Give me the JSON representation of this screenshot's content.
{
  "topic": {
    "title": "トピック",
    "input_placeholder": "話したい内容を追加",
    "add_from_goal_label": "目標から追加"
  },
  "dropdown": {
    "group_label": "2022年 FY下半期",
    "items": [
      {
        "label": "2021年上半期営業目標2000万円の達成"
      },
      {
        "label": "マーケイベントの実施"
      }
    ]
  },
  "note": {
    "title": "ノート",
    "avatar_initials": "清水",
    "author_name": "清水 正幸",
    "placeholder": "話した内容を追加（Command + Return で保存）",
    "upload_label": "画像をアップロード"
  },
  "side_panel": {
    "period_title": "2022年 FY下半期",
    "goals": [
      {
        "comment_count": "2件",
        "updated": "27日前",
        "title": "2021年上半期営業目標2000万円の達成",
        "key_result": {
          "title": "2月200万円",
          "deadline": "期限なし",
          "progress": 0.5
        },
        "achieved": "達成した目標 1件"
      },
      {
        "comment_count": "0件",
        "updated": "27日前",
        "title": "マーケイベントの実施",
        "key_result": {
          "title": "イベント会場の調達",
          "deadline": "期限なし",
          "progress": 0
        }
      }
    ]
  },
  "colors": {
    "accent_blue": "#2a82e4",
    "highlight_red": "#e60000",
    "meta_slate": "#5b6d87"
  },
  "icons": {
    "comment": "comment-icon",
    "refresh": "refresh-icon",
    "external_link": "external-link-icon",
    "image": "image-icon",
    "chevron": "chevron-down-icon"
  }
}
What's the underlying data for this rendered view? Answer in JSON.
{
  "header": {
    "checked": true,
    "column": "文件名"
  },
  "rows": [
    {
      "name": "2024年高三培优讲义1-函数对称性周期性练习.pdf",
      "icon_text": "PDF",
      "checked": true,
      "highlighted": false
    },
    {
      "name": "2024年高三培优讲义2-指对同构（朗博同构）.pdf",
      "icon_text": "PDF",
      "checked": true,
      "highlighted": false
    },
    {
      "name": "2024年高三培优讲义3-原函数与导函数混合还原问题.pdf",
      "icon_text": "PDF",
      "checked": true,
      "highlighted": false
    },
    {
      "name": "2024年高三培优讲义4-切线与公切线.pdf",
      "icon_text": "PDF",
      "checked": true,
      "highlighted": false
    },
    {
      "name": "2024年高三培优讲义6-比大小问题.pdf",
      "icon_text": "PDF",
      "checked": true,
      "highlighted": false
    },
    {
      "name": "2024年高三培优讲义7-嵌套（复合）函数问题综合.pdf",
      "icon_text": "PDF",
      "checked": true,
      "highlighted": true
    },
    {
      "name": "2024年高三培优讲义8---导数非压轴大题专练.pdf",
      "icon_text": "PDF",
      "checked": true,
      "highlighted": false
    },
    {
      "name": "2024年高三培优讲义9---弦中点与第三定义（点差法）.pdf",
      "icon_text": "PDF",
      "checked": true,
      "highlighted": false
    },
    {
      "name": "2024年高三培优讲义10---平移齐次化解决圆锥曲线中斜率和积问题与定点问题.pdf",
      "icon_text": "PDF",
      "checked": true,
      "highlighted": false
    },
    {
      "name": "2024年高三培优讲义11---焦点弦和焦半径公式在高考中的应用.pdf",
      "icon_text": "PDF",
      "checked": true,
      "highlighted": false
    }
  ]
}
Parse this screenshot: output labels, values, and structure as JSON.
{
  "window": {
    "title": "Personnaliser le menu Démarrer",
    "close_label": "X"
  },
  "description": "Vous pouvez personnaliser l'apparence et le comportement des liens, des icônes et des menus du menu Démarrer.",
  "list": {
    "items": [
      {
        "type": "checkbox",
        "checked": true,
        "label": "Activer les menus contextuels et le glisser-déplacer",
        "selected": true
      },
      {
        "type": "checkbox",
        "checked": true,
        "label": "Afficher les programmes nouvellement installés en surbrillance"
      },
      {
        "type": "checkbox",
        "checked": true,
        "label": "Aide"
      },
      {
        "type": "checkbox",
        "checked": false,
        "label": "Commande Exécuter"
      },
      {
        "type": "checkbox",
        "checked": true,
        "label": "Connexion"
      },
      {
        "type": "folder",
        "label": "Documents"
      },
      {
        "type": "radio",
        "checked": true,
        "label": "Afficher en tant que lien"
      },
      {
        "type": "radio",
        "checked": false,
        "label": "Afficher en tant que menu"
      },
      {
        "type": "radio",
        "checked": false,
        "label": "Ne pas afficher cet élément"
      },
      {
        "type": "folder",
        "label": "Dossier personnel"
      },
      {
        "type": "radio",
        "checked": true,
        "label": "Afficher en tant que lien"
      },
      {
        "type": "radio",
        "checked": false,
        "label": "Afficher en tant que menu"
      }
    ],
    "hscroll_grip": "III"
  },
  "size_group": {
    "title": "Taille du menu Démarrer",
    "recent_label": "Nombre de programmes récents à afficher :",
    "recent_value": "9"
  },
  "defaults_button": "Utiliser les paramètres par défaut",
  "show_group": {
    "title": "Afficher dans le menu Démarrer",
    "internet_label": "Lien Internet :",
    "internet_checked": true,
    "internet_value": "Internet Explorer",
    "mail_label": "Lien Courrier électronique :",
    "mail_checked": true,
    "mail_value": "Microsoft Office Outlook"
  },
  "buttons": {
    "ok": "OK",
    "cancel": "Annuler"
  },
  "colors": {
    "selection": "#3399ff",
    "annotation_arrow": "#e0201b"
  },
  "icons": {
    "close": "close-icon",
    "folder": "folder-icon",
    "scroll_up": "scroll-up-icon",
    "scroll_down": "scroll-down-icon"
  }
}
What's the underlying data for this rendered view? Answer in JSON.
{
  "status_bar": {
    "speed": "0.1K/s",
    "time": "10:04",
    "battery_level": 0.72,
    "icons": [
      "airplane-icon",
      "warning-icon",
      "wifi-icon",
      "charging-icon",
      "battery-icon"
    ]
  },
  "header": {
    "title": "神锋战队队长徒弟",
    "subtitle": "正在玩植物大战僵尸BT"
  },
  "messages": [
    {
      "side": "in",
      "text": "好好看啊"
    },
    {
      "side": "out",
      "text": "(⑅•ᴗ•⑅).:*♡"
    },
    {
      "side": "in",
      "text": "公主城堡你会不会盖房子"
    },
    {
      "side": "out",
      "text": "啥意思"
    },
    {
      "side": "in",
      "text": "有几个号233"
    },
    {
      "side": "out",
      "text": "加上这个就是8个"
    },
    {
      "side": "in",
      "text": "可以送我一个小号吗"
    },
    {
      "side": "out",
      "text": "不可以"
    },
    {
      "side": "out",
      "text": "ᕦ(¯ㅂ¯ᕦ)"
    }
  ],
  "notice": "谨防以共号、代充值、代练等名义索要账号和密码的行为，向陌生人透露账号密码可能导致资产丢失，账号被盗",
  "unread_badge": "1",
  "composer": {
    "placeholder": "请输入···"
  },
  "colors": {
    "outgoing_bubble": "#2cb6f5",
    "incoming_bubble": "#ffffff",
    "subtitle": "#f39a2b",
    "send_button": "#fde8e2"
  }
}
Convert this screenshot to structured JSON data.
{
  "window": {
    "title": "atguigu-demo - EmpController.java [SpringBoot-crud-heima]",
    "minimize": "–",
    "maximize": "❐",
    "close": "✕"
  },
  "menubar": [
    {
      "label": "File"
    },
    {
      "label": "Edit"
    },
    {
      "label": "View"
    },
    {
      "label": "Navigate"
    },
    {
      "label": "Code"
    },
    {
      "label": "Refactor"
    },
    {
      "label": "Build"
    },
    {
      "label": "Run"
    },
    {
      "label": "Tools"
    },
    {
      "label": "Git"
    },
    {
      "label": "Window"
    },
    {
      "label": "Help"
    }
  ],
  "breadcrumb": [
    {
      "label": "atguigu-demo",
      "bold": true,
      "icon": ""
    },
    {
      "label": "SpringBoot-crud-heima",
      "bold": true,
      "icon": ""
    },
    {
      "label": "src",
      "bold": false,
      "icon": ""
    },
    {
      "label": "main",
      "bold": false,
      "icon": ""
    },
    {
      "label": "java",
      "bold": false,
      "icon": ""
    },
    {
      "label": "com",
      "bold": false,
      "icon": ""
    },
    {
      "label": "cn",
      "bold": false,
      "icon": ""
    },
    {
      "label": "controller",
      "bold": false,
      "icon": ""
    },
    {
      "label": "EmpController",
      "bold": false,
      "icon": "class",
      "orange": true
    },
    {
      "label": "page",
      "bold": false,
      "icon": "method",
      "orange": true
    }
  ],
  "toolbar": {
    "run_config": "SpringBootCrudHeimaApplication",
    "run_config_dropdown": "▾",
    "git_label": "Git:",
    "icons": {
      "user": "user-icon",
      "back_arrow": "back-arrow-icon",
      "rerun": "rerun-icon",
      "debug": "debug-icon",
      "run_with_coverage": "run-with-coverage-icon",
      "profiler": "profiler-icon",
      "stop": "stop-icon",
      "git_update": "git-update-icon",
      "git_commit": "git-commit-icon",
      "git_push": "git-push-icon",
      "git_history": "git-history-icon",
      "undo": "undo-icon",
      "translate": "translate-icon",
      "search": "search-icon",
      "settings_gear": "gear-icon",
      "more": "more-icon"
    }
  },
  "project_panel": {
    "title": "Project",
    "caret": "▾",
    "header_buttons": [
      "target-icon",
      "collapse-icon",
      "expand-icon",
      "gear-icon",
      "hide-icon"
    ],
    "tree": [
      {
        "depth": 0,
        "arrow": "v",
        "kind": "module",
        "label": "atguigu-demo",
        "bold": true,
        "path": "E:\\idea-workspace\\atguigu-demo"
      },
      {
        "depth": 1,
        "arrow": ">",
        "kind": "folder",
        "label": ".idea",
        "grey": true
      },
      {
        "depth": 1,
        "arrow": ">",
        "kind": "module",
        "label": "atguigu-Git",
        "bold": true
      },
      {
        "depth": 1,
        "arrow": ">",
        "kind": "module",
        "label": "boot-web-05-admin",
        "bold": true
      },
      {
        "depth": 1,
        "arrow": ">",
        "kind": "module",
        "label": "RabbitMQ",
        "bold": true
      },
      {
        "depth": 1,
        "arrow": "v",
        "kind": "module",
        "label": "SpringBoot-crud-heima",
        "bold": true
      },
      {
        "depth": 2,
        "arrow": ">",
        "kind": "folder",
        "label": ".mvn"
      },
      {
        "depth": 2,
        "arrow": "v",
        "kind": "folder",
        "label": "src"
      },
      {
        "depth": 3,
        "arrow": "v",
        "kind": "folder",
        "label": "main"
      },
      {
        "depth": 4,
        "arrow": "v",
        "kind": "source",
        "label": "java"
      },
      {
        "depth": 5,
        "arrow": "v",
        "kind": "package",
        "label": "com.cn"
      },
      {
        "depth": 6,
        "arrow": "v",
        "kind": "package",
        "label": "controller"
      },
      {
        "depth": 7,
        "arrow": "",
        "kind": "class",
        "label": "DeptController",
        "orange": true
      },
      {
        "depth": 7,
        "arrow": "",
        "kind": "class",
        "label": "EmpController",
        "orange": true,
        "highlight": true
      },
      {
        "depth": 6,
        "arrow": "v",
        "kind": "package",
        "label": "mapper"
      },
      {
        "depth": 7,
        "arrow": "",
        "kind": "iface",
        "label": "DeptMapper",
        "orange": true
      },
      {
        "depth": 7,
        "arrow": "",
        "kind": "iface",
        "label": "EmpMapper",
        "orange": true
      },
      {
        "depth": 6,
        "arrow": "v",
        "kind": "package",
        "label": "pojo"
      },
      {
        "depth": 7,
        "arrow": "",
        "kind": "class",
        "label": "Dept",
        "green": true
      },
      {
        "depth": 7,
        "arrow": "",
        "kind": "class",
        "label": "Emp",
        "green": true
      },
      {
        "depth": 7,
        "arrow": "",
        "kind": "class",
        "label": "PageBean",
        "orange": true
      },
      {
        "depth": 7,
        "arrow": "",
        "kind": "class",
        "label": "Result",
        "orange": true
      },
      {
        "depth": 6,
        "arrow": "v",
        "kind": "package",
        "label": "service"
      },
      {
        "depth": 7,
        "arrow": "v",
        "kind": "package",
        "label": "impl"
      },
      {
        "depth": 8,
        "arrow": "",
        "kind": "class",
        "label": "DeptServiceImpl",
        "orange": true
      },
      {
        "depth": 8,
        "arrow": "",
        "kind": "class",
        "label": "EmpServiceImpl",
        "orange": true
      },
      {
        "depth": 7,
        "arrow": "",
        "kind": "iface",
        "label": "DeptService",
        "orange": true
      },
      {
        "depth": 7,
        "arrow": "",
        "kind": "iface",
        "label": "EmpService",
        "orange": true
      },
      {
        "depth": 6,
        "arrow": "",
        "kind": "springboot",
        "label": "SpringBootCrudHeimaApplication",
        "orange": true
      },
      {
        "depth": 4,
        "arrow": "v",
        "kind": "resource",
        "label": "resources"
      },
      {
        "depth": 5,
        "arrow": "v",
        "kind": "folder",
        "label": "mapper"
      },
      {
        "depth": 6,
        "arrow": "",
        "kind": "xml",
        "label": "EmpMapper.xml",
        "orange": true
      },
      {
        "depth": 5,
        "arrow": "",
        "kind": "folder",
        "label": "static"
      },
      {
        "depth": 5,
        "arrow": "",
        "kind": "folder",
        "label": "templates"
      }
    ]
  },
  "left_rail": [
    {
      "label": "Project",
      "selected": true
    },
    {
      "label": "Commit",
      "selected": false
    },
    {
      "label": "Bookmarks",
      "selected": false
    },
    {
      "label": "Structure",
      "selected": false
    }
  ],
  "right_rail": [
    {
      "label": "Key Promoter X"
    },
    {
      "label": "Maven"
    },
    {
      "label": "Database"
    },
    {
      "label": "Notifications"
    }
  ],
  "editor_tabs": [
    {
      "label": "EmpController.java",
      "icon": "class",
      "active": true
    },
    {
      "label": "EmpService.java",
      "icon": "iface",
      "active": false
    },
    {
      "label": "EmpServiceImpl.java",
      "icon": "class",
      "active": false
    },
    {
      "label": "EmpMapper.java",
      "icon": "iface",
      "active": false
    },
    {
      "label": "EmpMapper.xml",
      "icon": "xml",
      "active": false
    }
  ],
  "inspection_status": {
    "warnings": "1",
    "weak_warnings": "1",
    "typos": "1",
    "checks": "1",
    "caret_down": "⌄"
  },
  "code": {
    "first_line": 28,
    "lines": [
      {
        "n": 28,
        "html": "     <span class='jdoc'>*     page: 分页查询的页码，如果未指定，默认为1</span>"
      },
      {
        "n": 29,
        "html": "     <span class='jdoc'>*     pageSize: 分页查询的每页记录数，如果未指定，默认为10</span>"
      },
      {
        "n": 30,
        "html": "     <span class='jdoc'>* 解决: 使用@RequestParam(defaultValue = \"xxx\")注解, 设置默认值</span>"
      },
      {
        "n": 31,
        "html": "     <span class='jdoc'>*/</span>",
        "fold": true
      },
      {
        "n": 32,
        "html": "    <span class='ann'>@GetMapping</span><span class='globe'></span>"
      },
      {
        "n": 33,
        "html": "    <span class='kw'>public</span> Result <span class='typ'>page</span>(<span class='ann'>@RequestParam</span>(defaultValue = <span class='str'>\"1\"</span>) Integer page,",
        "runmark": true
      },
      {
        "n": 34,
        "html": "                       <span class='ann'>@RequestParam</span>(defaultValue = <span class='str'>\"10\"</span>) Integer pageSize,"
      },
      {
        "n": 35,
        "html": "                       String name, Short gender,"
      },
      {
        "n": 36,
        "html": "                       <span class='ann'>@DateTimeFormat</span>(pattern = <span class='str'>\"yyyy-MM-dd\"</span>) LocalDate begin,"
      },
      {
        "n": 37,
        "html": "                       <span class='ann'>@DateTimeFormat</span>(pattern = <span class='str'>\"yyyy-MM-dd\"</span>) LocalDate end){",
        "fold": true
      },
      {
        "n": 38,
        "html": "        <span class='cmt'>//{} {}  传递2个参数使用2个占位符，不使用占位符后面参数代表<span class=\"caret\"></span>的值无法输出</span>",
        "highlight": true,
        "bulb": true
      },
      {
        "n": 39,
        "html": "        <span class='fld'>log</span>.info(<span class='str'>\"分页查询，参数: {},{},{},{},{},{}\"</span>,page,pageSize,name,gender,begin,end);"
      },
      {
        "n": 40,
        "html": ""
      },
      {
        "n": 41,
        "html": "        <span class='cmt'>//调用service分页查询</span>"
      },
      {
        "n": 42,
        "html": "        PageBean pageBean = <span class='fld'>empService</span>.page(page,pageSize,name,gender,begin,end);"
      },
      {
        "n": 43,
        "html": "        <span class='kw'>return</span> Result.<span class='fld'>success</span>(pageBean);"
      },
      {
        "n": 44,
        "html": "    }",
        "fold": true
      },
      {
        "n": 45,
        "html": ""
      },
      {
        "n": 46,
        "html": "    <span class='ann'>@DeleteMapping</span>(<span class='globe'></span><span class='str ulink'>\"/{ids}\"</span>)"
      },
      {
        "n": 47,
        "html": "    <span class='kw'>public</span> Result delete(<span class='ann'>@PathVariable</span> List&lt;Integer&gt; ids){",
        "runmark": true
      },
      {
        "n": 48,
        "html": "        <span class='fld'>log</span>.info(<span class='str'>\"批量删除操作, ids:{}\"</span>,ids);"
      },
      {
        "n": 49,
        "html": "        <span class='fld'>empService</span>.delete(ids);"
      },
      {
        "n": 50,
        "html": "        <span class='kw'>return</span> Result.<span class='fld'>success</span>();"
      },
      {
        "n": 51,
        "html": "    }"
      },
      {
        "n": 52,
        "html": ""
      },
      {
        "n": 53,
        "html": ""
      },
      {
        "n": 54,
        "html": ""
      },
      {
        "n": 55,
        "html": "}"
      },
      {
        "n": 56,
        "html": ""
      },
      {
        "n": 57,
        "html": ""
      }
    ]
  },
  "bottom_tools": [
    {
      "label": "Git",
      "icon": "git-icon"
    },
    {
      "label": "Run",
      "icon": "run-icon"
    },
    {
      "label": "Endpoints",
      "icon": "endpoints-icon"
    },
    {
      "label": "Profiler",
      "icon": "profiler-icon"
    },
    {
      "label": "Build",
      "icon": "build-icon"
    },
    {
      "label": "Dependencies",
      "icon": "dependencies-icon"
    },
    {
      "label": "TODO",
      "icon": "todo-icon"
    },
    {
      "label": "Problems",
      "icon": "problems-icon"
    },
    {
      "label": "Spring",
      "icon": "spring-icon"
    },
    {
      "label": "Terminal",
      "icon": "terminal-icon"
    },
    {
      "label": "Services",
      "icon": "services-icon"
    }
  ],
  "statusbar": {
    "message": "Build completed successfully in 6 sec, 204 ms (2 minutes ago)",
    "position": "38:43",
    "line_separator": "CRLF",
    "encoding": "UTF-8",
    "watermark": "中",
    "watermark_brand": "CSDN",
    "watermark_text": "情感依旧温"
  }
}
══════════
**Task description:**
Copy each line from the records above that includes the string "globe".

**Result:**
        "html": "    <span class='ann'>@GetMapping</span><span class='globe'></span>"
        "html": "    <span class='ann'>@DeleteMapping</span>(<span class='globe'></span><span class='str ulink'>\"/{ids}\"</span>)"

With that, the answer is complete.